## START Input records

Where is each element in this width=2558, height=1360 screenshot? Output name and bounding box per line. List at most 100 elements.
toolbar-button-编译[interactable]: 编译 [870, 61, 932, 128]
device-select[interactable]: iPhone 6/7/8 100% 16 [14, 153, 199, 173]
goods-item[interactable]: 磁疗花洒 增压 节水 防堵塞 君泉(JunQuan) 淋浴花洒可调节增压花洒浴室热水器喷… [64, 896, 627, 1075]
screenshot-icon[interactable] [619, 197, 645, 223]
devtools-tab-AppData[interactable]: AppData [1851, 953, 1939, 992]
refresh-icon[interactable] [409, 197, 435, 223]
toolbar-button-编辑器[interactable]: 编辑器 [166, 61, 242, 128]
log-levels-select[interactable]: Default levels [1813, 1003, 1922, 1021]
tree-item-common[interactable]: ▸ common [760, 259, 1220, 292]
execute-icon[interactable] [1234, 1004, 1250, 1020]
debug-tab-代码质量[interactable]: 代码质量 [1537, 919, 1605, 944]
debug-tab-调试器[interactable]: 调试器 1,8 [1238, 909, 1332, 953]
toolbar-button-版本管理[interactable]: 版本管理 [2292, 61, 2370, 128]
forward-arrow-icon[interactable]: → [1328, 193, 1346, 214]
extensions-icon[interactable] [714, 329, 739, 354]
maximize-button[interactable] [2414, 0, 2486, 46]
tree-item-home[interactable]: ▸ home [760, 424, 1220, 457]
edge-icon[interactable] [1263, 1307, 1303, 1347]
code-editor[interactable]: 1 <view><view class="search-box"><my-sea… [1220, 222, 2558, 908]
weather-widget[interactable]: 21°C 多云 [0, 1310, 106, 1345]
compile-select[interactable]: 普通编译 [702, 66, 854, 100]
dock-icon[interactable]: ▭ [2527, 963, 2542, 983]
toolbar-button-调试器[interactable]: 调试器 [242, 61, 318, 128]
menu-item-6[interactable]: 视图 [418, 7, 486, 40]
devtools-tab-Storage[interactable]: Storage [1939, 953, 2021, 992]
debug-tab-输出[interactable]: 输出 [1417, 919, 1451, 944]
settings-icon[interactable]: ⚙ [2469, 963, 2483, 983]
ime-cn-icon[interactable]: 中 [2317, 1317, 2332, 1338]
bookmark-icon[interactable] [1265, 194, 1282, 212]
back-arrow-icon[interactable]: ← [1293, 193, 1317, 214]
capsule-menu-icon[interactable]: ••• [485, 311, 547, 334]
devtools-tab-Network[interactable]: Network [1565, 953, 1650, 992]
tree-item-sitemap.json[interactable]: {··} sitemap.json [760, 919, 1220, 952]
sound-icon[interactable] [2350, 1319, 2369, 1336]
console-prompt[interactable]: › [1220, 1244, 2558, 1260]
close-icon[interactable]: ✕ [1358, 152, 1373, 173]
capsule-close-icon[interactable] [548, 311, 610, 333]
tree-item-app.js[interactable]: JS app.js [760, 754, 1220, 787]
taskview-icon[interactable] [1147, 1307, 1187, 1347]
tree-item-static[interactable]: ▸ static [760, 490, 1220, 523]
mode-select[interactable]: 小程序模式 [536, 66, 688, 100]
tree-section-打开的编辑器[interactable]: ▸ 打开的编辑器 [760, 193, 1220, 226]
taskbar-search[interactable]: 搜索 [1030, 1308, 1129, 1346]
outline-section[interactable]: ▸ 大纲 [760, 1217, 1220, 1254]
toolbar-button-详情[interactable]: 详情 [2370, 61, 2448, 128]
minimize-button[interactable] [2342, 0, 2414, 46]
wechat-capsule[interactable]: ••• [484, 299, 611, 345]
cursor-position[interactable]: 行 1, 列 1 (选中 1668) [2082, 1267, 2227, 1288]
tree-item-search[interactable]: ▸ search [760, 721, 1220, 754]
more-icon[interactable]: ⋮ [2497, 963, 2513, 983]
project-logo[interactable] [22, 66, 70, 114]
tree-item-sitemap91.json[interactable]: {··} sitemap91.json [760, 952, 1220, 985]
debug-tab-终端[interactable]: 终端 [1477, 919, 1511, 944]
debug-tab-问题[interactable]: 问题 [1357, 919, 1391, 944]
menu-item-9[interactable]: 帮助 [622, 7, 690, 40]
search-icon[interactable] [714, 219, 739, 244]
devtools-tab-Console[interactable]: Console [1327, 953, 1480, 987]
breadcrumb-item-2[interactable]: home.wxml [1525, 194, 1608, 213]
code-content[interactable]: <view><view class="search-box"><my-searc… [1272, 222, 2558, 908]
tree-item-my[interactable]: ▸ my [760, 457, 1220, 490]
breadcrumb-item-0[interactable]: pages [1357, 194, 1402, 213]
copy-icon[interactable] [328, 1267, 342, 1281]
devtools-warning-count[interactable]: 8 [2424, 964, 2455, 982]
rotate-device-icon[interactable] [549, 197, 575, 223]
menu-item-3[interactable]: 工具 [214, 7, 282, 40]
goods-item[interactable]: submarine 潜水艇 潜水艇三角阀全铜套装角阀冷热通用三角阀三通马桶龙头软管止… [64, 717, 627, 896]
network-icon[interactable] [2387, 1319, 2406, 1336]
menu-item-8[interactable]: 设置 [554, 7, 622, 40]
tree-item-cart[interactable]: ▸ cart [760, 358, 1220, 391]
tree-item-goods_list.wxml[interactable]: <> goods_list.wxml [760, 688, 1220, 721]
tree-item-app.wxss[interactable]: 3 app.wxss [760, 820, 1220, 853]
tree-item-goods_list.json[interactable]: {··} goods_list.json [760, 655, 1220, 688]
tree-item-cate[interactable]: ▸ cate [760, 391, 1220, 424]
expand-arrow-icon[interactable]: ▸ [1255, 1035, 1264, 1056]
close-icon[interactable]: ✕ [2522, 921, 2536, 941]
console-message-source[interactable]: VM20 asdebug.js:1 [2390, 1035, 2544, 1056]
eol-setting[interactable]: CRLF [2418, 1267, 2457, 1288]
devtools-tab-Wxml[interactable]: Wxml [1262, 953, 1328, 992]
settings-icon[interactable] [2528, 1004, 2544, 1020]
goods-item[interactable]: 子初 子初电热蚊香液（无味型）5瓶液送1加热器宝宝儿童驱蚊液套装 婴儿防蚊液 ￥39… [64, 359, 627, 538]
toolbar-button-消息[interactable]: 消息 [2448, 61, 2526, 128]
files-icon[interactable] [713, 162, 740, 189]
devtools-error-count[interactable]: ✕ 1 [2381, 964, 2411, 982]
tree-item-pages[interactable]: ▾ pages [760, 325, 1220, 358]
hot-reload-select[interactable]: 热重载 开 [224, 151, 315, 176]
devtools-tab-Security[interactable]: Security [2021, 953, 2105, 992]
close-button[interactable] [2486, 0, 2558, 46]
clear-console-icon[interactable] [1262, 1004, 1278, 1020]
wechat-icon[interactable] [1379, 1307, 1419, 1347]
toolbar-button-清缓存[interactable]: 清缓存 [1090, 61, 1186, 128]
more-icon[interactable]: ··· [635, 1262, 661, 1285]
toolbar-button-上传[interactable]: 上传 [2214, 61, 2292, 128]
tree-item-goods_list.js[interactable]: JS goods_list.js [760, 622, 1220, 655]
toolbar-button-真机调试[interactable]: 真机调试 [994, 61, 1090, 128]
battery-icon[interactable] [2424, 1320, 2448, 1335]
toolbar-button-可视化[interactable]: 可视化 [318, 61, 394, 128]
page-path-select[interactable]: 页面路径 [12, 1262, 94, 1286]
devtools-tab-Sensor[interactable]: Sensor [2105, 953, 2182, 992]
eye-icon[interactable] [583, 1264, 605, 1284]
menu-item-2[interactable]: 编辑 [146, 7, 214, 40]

## END Input records

Exercise aim: Please rewrite all of the records above, substituting "clickable" for every "interactable" and leaving everything else unchanged.

Output:
Where is each element in this width=2558, height=1360 screenshot? Output name and bounding box per line. List at most 100 elements.
toolbar-button-编译[clickable]: 编译 [870, 61, 932, 128]
device-select[clickable]: iPhone 6/7/8 100% 16 [14, 153, 199, 173]
goods-item[clickable]: 磁疗花洒 增压 节水 防堵塞 君泉(JunQuan) 淋浴花洒可调节增压花洒浴室热水器喷… [64, 896, 627, 1075]
screenshot-icon[clickable] [619, 197, 645, 223]
devtools-tab-AppData[clickable]: AppData [1851, 953, 1939, 992]
refresh-icon[clickable] [409, 197, 435, 223]
toolbar-button-编辑器[clickable]: 编辑器 [166, 61, 242, 128]
log-levels-select[clickable]: Default levels [1813, 1003, 1922, 1021]
tree-item-common[clickable]: ▸ common [760, 259, 1220, 292]
execute-icon[clickable] [1234, 1004, 1250, 1020]
debug-tab-代码质量[clickable]: 代码质量 [1537, 919, 1605, 944]
debug-tab-调试器[clickable]: 调试器 1,8 [1238, 909, 1332, 953]
toolbar-button-版本管理[clickable]: 版本管理 [2292, 61, 2370, 128]
forward-arrow-icon[clickable]: → [1328, 193, 1346, 214]
extensions-icon[clickable] [714, 329, 739, 354]
maximize-button[clickable] [2414, 0, 2486, 46]
tree-item-home[clickable]: ▸ home [760, 424, 1220, 457]
edge-icon[clickable] [1263, 1307, 1303, 1347]
code-editor[clickable]: 1 <view><view class="search-box"><my-sea… [1220, 222, 2558, 908]
weather-widget[clickable]: 21°C 多云 [0, 1310, 106, 1345]
compile-select[clickable]: 普通编译 [702, 66, 854, 100]
dock-icon[clickable]: ▭ [2527, 963, 2542, 983]
toolbar-button-调试器[clickable]: 调试器 [242, 61, 318, 128]
menu-item-6[clickable]: 视图 [418, 7, 486, 40]
devtools-tab-Storage[clickable]: Storage [1939, 953, 2021, 992]
debug-tab-输出[clickable]: 输出 [1417, 919, 1451, 944]
settings-icon[clickable]: ⚙ [2469, 963, 2483, 983]
ime-cn-icon[clickable]: 中 [2317, 1317, 2332, 1338]
bookmark-icon[clickable] [1265, 194, 1282, 212]
back-arrow-icon[clickable]: ← [1293, 193, 1317, 214]
capsule-menu-icon[clickable]: ••• [485, 311, 547, 334]
devtools-tab-Network[clickable]: Network [1565, 953, 1650, 992]
tree-item-sitemap.json[clickable]: {··} sitemap.json [760, 919, 1220, 952]
sound-icon[clickable] [2350, 1319, 2369, 1336]
console-prompt[clickable]: › [1220, 1244, 2558, 1260]
close-icon[clickable]: ✕ [1358, 152, 1373, 173]
capsule-close-icon[clickable] [548, 311, 610, 333]
tree-item-app.js[clickable]: JS app.js [760, 754, 1220, 787]
taskview-icon[clickable] [1147, 1307, 1187, 1347]
tree-item-static[clickable]: ▸ static [760, 490, 1220, 523]
mode-select[clickable]: 小程序模式 [536, 66, 688, 100]
tree-section-打开的编辑器[clickable]: ▸ 打开的编辑器 [760, 193, 1220, 226]
taskbar-search[clickable]: 搜索 [1030, 1308, 1129, 1346]
outline-section[clickable]: ▸ 大纲 [760, 1217, 1220, 1254]
toolbar-button-详情[clickable]: 详情 [2370, 61, 2448, 128]
minimize-button[clickable] [2342, 0, 2414, 46]
wechat-capsule[clickable]: ••• [484, 299, 611, 345]
cursor-position[clickable]: 行 1, 列 1 (选中 1668) [2082, 1267, 2227, 1288]
tree-item-search[clickable]: ▸ search [760, 721, 1220, 754]
more-icon[clickable]: ⋮ [2497, 963, 2513, 983]
project-logo[clickable] [22, 66, 70, 114]
tree-item-sitemap91.json[clickable]: {··} sitemap91.json [760, 952, 1220, 985]
debug-tab-终端[clickable]: 终端 [1477, 919, 1511, 944]
debug-tab-问题[clickable]: 问题 [1357, 919, 1391, 944]
menu-item-9[clickable]: 帮助 [622, 7, 690, 40]
search-icon[clickable] [714, 219, 739, 244]
devtools-tab-Console[clickable]: Console [1327, 953, 1480, 987]
breadcrumb-item-2[clickable]: home.wxml [1525, 194, 1608, 213]
code-content[clickable]: <view><view class="search-box"><my-searc… [1272, 222, 2558, 908]
tree-item-my[clickable]: ▸ my [760, 457, 1220, 490]
breadcrumb-item-0[clickable]: pages [1357, 194, 1402, 213]
copy-icon[clickable] [328, 1267, 342, 1281]
devtools-warning-count[clickable]: 8 [2424, 964, 2455, 982]
rotate-device-icon[clickable] [549, 197, 575, 223]
menu-item-3[clickable]: 工具 [214, 7, 282, 40]
goods-item[clickable]: submarine 潜水艇 潜水艇三角阀全铜套装角阀冷热通用三角阀三通马桶龙头软管止… [64, 717, 627, 896]
network-icon[clickable] [2387, 1319, 2406, 1336]
menu-item-8[clickable]: 设置 [554, 7, 622, 40]
tree-item-cart[clickable]: ▸ cart [760, 358, 1220, 391]
tree-item-goods_list.wxml[clickable]: <> goods_list.wxml [760, 688, 1220, 721]
tree-item-app.wxss[clickable]: 3 app.wxss [760, 820, 1220, 853]
tree-item-goods_list.json[clickable]: {··} goods_list.json [760, 655, 1220, 688]
tree-item-cate[clickable]: ▸ cate [760, 391, 1220, 424]
expand-arrow-icon[clickable]: ▸ [1255, 1035, 1264, 1056]
close-icon[clickable]: ✕ [2522, 921, 2536, 941]
console-message-source[clickable]: VM20 asdebug.js:1 [2390, 1035, 2544, 1056]
eol-setting[clickable]: CRLF [2418, 1267, 2457, 1288]
devtools-tab-Wxml[clickable]: Wxml [1262, 953, 1328, 992]
settings-icon[clickable] [2528, 1004, 2544, 1020]
goods-item[clickable]: 子初 子初电热蚊香液（无味型）5瓶液送1加热器宝宝儿童驱蚊液套装 婴儿防蚊液 ￥39… [64, 359, 627, 538]
toolbar-button-消息[clickable]: 消息 [2448, 61, 2526, 128]
files-icon[clickable] [713, 162, 740, 189]
devtools-error-count[clickable]: ✕ 1 [2381, 964, 2411, 982]
tree-item-pages[clickable]: ▾ pages [760, 325, 1220, 358]
hot-reload-select[clickable]: 热重载 开 [224, 151, 315, 176]
devtools-tab-Security[clickable]: Security [2021, 953, 2105, 992]
close-button[clickable] [2486, 0, 2558, 46]
clear-console-icon[clickable] [1262, 1004, 1278, 1020]
wechat-icon[clickable] [1379, 1307, 1419, 1347]
toolbar-button-清缓存[clickable]: 清缓存 [1090, 61, 1186, 128]
more-icon[clickable]: ··· [635, 1262, 661, 1285]
toolbar-button-上传[clickable]: 上传 [2214, 61, 2292, 128]
tree-item-goods_list.js[clickable]: JS goods_list.js [760, 622, 1220, 655]
toolbar-button-真机调试[clickable]: 真机调试 [994, 61, 1090, 128]
battery-icon[clickable] [2424, 1320, 2448, 1335]
toolbar-button-可视化[clickable]: 可视化 [318, 61, 394, 128]
page-path-select[clickable]: 页面路径 [12, 1262, 94, 1286]
devtools-tab-Sensor[clickable]: Sensor [2105, 953, 2182, 992]
eye-icon[clickable] [583, 1264, 605, 1284]
menu-item-2[clickable]: 编辑 [146, 7, 214, 40]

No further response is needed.